** EXERCISE DESCRIPTION **
Sift the listing for lines that hold the string "conférences" and pull them out.

** Items listed in a dataset **
_ _ _ _

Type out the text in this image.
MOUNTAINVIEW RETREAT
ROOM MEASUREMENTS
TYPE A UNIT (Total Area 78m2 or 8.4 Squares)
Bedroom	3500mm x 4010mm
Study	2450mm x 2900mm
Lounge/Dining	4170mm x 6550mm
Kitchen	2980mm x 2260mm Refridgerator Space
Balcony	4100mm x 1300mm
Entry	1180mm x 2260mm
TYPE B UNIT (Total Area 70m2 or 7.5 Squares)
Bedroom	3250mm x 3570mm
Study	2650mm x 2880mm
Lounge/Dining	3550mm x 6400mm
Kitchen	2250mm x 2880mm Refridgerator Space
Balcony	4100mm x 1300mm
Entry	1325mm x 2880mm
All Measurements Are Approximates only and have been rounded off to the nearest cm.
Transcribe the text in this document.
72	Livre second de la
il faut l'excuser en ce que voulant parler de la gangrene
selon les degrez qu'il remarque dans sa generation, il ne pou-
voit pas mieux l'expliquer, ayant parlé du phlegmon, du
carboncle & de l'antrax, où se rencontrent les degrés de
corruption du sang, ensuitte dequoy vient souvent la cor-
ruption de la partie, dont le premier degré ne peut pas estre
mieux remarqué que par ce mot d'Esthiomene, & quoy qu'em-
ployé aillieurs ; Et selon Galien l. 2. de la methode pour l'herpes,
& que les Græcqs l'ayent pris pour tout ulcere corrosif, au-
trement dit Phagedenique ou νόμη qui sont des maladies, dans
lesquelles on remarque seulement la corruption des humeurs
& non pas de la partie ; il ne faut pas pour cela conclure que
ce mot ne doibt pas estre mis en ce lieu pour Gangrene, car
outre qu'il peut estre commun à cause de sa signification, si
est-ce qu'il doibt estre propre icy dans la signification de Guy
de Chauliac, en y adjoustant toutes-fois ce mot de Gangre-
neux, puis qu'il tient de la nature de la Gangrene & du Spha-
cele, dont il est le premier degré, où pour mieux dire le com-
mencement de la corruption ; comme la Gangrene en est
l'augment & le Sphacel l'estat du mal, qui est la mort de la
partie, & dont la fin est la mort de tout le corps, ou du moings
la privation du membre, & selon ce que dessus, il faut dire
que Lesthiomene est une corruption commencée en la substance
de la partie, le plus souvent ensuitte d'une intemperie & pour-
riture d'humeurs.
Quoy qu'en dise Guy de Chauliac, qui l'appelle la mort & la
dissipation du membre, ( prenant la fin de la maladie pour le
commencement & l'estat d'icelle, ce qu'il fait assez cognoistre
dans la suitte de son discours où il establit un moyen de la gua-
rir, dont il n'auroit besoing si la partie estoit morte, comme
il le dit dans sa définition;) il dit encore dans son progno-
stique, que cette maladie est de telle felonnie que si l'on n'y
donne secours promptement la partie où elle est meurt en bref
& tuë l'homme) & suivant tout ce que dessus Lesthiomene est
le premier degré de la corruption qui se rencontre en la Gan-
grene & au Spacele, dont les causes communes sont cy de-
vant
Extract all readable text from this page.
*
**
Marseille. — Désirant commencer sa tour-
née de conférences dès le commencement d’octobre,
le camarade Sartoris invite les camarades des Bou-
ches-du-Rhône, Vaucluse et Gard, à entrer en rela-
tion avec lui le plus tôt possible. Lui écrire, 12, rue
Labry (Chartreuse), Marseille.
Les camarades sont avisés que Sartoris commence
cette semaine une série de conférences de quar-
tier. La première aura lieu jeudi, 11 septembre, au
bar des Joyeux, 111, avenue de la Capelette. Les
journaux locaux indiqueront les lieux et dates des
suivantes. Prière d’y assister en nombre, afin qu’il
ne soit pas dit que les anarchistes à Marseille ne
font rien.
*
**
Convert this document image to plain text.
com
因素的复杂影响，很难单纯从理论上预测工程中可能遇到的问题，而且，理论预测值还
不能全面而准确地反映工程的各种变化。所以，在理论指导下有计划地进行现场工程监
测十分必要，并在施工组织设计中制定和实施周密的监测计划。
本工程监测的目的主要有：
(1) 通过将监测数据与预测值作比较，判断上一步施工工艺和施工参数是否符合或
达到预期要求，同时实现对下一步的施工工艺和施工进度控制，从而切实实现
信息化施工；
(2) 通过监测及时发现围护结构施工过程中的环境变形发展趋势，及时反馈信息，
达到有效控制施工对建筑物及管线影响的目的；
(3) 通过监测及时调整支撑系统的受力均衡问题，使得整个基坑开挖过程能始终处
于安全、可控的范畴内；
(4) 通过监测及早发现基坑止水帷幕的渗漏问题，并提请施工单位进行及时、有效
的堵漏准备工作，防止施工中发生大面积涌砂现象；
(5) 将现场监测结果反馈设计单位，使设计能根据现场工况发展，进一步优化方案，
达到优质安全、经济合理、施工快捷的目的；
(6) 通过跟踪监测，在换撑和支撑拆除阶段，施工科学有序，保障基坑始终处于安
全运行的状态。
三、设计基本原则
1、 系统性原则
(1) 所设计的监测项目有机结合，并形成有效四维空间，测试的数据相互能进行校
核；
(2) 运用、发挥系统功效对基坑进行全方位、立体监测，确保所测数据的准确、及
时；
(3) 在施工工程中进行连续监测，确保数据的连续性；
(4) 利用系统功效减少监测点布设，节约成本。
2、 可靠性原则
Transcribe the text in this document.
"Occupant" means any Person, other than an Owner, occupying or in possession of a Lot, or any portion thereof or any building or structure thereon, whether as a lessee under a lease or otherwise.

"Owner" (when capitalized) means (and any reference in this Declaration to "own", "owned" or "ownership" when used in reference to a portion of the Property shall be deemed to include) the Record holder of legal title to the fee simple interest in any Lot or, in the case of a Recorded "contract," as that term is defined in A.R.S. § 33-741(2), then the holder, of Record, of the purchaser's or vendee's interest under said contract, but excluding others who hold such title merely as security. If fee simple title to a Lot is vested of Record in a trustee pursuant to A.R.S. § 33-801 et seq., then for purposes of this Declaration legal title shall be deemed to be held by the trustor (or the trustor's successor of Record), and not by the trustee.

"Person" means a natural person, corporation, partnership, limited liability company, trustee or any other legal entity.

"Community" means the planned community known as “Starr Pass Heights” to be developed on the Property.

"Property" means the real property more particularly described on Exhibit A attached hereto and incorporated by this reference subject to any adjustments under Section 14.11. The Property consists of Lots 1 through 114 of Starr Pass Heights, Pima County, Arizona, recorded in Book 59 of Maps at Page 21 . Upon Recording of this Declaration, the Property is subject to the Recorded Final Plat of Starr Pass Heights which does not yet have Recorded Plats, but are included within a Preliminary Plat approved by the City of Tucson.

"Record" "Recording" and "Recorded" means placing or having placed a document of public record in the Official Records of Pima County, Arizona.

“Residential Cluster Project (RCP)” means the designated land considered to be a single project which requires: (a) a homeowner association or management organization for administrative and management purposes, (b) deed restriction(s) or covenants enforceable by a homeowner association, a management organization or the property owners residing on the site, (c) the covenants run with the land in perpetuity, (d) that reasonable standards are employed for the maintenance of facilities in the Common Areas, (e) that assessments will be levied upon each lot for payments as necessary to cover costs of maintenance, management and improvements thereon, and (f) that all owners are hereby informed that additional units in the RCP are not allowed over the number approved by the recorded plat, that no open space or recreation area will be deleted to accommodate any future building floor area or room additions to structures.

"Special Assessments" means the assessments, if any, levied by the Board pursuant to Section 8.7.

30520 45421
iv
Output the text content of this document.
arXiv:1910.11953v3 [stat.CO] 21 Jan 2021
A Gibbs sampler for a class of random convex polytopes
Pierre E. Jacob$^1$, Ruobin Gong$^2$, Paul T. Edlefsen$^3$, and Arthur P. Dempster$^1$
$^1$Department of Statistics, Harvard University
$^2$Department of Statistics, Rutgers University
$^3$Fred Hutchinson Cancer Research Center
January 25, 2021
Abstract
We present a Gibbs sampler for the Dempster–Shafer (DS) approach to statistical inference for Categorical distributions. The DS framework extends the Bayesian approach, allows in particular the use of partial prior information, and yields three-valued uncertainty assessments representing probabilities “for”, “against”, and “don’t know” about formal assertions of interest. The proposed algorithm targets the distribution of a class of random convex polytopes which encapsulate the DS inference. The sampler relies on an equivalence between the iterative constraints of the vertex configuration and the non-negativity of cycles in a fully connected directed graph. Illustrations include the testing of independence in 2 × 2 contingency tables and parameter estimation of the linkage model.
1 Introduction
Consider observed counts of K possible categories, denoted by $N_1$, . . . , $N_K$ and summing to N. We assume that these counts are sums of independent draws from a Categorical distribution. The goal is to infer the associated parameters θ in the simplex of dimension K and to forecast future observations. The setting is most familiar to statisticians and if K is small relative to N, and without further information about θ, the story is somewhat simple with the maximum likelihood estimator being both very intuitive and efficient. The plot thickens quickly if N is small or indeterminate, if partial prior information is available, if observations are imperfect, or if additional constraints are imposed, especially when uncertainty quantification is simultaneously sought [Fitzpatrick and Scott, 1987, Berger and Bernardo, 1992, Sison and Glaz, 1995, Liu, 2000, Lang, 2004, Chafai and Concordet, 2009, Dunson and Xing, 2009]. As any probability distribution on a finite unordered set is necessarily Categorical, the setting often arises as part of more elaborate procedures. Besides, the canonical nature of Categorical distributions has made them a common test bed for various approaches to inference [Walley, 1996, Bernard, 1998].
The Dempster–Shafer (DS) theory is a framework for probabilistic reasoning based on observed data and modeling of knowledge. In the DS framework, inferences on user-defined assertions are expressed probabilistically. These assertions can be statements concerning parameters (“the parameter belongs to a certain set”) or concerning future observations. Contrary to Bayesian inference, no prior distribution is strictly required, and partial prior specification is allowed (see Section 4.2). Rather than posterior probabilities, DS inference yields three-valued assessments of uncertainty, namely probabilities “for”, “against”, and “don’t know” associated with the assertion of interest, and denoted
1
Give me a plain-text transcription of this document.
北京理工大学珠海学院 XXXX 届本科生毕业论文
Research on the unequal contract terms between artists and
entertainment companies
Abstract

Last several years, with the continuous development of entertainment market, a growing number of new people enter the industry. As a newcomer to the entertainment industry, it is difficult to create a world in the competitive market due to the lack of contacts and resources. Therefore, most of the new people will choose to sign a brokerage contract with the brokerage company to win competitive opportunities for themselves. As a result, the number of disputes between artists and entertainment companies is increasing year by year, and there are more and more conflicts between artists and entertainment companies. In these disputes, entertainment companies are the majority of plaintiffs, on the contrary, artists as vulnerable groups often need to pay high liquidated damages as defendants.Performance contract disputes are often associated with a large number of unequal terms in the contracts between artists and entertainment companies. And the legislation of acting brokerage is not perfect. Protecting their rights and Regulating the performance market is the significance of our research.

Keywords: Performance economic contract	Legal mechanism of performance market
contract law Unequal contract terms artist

_ _ _ _

** RESULT OF THIS EXERCISE **
née de conférences dès le commencement d’octobre,
cette semaine une série de conférences de quar-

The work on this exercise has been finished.